Raw records
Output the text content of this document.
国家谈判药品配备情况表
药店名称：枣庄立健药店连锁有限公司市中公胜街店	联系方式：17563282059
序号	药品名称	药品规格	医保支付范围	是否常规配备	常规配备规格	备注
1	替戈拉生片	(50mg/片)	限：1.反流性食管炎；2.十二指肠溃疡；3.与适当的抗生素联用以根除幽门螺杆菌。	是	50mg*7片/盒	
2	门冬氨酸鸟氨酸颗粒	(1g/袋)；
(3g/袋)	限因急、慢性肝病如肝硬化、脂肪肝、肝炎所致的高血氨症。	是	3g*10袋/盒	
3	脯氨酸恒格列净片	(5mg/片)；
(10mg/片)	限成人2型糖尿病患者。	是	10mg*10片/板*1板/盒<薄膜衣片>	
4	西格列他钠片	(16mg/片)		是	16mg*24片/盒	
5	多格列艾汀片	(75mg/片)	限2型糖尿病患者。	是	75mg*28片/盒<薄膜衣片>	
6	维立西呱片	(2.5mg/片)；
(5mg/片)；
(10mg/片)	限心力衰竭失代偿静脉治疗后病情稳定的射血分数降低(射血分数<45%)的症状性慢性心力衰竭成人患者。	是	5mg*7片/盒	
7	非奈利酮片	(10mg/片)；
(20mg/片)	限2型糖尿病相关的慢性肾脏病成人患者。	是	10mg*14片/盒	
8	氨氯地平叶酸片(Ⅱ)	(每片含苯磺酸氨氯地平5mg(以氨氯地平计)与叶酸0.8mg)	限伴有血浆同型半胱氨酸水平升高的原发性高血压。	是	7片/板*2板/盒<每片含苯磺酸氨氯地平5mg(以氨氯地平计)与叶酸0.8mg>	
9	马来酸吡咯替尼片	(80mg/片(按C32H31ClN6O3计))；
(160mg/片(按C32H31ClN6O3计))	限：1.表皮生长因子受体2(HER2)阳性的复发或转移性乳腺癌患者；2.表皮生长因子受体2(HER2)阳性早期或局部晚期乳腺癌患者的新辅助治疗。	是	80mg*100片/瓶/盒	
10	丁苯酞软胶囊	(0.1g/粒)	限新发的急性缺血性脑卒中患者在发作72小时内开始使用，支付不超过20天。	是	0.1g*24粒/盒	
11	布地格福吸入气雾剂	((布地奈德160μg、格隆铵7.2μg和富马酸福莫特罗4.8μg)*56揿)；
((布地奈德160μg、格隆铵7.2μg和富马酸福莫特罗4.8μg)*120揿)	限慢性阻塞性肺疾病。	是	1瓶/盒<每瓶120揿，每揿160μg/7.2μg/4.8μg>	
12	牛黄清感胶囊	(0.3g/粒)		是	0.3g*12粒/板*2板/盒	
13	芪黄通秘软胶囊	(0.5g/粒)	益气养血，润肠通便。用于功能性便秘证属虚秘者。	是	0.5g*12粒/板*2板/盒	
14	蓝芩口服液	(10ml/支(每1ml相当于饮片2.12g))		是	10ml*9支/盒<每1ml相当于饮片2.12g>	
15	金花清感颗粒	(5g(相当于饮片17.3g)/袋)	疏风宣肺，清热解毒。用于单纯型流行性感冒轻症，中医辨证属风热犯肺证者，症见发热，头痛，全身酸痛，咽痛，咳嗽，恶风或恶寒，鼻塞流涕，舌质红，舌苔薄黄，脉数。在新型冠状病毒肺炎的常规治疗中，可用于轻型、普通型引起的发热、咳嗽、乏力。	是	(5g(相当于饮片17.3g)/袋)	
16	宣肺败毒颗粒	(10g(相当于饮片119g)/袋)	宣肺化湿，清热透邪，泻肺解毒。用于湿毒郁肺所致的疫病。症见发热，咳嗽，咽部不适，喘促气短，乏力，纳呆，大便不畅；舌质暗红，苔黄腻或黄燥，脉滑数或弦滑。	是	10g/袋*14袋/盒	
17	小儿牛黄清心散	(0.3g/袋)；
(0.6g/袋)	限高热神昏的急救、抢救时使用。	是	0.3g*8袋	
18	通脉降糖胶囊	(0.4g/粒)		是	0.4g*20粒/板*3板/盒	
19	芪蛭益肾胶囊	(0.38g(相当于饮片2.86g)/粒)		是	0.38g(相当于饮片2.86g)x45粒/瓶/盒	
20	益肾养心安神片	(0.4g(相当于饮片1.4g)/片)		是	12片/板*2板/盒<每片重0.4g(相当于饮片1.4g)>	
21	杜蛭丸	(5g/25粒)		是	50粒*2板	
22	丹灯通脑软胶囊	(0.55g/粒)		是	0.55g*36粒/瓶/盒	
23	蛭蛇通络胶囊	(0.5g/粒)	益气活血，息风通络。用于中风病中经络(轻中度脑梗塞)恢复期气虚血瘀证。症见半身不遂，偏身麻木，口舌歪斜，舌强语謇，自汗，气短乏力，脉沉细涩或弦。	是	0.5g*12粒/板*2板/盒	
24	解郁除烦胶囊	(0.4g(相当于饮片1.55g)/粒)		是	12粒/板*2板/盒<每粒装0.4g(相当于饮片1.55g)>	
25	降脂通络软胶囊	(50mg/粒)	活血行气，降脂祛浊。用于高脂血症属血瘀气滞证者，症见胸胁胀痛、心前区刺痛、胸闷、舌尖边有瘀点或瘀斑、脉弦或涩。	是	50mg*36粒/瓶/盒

#### Task statement
Write out the full set of records exactly as given.

#### The completed task
Output the text content of this document.
国家谈判药品配备情况表
药店名称：枣庄立健药店连锁有限公司市中公胜街店	联系方式：17563282059
序号	药品名称	药品规格	医保支付范围	是否常规配备	常规配备规格	备注
1	替戈拉生片	(50mg/片)	限：1.反流性食管炎；2.十二指肠溃疡；3.与适当的抗生素联用以根除幽门螺杆菌。	是	50mg*7片/盒	
2	门冬氨酸鸟氨酸颗粒	(1g/袋)；
(3g/袋)	限因急、慢性肝病如肝硬化、脂肪肝、肝炎所致的高血氨症。	是	3g*10袋/盒	
3	脯氨酸恒格列净片	(5mg/片)；
(10mg/片)	限成人2型糖尿病患者。	是	10mg*10片/板*1板/盒<薄膜衣片>	
4	西格列他钠片	(16mg/片)		是	16mg*24片/盒	
5	多格列艾汀片	(75mg/片)	限2型糖尿病患者。	是	75mg*28片/盒<薄膜衣片>	
6	维立西呱片	(2.5mg/片)；
(5mg/片)；
(10mg/片)	限心力衰竭失代偿静脉治疗后病情稳定的射血分数降低(射血分数<45%)的症状性慢性心力衰竭成人患者。	是	5mg*7片/盒	
7	非奈利酮片	(10mg/片)；
(20mg/片)	限2型糖尿病相关的慢性肾脏病成人患者。	是	10mg*14片/盒	
8	氨氯地平叶酸片(Ⅱ)	(每片含苯磺酸氨氯地平5mg(以氨氯地平计)与叶酸0.8mg)	限伴有血浆同型半胱氨酸水平升高的原发性高血压。	是	7片/板*2板/盒<每片含苯磺酸氨氯地平5mg(以氨氯地平计)与叶酸0.8mg>	
9	马来酸吡咯替尼片	(80mg/片(按C32H31ClN6O3计))；
(160mg/片(按C32H31ClN6O3计))	限：1.表皮生长因子受体2(HER2)阳性的复发或转移性乳腺癌患者；2.表皮生长因子受体2(HER2)阳性早期或局部晚期乳腺癌患者的新辅助治疗。	是	80mg*100片/瓶/盒	
10	丁苯酞软胶囊	(0.1g/粒)	限新发的急性缺血性脑卒中患者在发作72小时内开始使用，支付不超过20天。	是	0.1g*24粒/盒	
11	布地格福吸入气雾剂	((布地奈德160μg、格隆铵7.2μg和富马酸福莫特罗4.8μg)*56揿)；
((布地奈德160μg、格隆铵7.2μg和富马酸福莫特罗4.8μg)*120揿)	限慢性阻塞性肺疾病。	是	1瓶/盒<每瓶120揿，每揿160μg/7.2μg/4.8μg>	
12	牛黄清感胶囊	(0.3g/粒)		是	0.3g*12粒/板*2板/盒	
13	芪黄通秘软胶囊	(0.5g/粒)	益气养血，润肠通便。用于功能性便秘证属虚秘者。	是	0.5g*12粒/板*2板/盒	
14	蓝芩口服液	(10ml/支(每1ml相当于饮片2.12g))		是	10ml*9支/盒<每1ml相当于饮片2.12g>	
15	金花清感颗粒	(5g(相当于饮片17.3g)/袋)	疏风宣肺，清热解毒。用于单纯型流行性感冒轻症，中医辨证属风热犯肺证者，症见发热，头痛，全身酸痛，咽痛，咳嗽，恶风或恶寒，鼻塞流涕，舌质红，舌苔薄黄，脉数。在新型冠状病毒肺炎的常规治疗中，可用于轻型、普通型引起的发热、咳嗽、乏力。	是	(5g(相当于饮片17.3g)/袋)	
16	宣肺败毒颗粒	(10g(相当于饮片119g)/袋)	宣肺化湿，清热透邪，泻肺解毒。用于湿毒郁肺所致的疫病。症见发热，咳嗽，咽部不适，喘促气短，乏力，纳呆，大便不畅；舌质暗红，苔黄腻或黄燥，脉滑数或弦滑。	是	10g/袋*14袋/盒	
17	小儿牛黄清心散	(0.3g/袋)；
(0.6g/袋)	限高热神昏的急救、抢救时使用。	是	0.3g*8袋	
18	通脉降糖胶囊	(0.4g/粒)		是	0.4g*20粒/板*3板/盒	
19	芪蛭益肾胶囊	(0.38g(相当于饮片2.86g)/粒)		是	0.38g(相当于饮片2.86g)x45粒/瓶/盒	
20	益肾养心安神片	(0.4g(相当于饮片1.4g)/片)		是	12片/板*2板/盒<每片重0.4g(相当于饮片1.4g)>	
21	杜蛭丸	(5g/25粒)		是	50粒*2板	
22	丹灯通脑软胶囊	(0.55g/粒)		是	0.55g*36粒/瓶/盒	
23	蛭蛇通络胶囊	(0.5g/粒)	益气活血，息风通络。用于中风病中经络(轻中度脑梗塞)恢复期气虚血瘀证。症见半身不遂，偏身麻木，口舌歪斜，舌强语謇，自汗，气短乏力，脉沉细涩或弦。	是	0.5g*12粒/板*2板/盒	
24	解郁除烦胶囊	(0.4g(相当于饮片1.55g)/粒)		是	12粒/板*2板/盒<每粒装0.4g(相当于饮片1.55g)>	
25	降脂通络软胶囊	(50mg/粒)	活血行气，降脂祛浊。用于高脂血症属血瘀气滞证者，症见胸胁胀痛、心前区刺痛、胸闷、舌尖边有瘀点或瘀斑、脉弦或涩。	是	50mg*36粒/瓶/盒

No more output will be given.